[Data records]

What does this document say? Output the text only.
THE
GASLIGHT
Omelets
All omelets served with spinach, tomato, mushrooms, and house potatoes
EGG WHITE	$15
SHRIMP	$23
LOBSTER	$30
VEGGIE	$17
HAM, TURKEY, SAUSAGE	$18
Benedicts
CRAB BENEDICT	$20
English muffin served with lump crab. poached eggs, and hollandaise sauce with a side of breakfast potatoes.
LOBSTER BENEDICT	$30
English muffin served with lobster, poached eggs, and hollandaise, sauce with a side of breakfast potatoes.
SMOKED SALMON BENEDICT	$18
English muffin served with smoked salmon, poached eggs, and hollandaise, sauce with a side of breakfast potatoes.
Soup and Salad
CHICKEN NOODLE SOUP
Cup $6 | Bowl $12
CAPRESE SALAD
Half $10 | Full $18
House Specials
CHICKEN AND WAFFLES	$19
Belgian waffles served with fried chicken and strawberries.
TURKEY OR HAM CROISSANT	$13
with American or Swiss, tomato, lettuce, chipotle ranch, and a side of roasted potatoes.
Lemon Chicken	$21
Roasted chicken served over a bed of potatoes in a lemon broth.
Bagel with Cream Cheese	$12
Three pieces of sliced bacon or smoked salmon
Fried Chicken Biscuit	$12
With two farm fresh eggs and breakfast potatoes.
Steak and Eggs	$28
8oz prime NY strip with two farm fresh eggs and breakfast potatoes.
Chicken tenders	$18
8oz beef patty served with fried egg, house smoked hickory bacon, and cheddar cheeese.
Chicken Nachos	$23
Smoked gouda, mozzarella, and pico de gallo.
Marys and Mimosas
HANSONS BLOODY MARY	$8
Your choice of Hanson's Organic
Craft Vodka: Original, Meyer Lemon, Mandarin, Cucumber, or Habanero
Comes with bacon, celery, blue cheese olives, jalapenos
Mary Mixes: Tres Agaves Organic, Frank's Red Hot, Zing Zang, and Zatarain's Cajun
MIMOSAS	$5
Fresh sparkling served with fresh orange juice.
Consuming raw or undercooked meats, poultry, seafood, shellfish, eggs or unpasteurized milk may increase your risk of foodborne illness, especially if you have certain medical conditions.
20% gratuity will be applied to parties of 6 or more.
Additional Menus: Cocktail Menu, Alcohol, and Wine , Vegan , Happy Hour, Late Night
---
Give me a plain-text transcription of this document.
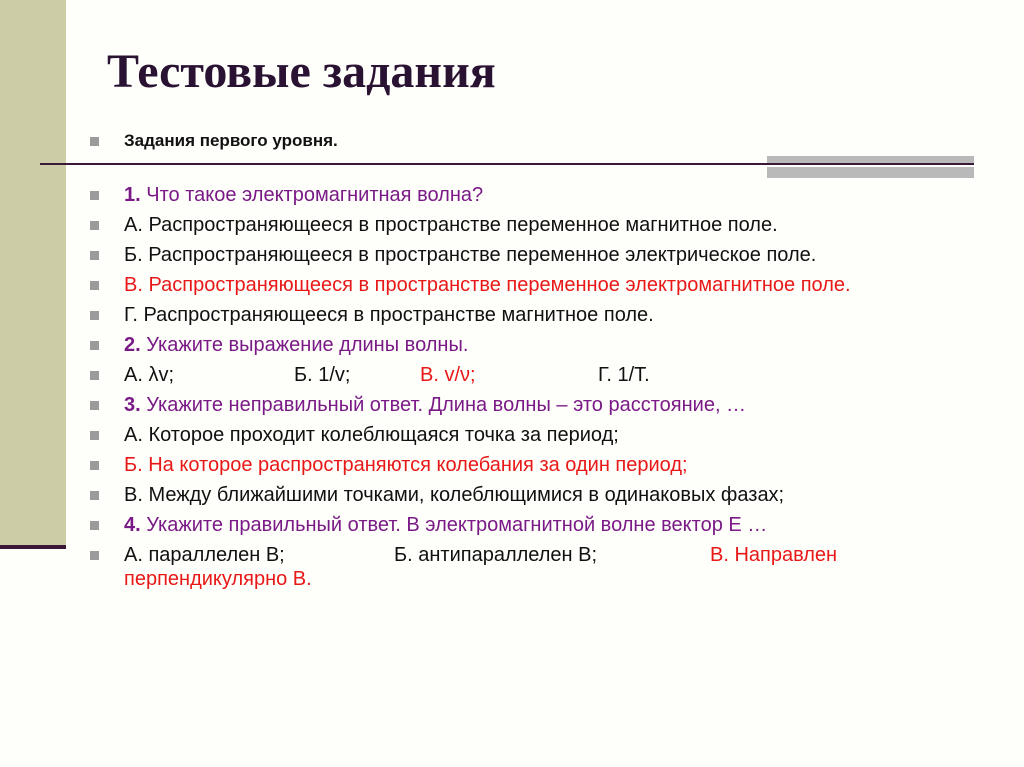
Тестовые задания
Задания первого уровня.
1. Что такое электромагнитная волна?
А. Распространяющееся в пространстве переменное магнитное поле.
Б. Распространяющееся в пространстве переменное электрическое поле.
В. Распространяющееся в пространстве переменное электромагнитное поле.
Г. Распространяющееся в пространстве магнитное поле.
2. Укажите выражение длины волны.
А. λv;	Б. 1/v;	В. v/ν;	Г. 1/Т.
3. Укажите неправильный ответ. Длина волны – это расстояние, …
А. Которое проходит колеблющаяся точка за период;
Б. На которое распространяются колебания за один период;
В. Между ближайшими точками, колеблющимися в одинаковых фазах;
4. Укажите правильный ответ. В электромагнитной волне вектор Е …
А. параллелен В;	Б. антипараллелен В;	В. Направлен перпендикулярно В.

## EXERCISE REQUIREMENTS:
Among the lines of the data, identify those with the word "sauce". Copy each of them.

## CORRECT RESPONSE:
English muffin served with lump crab. poached eggs, and hollandaise sauce with a side of breakfast potatoes.
English muffin served with lobster, poached eggs, and hollandaise, sauce with a side of breakfast potatoes.
English muffin served with smoked salmon, poached eggs, and hollandaise, sauce with a side of breakfast potatoes.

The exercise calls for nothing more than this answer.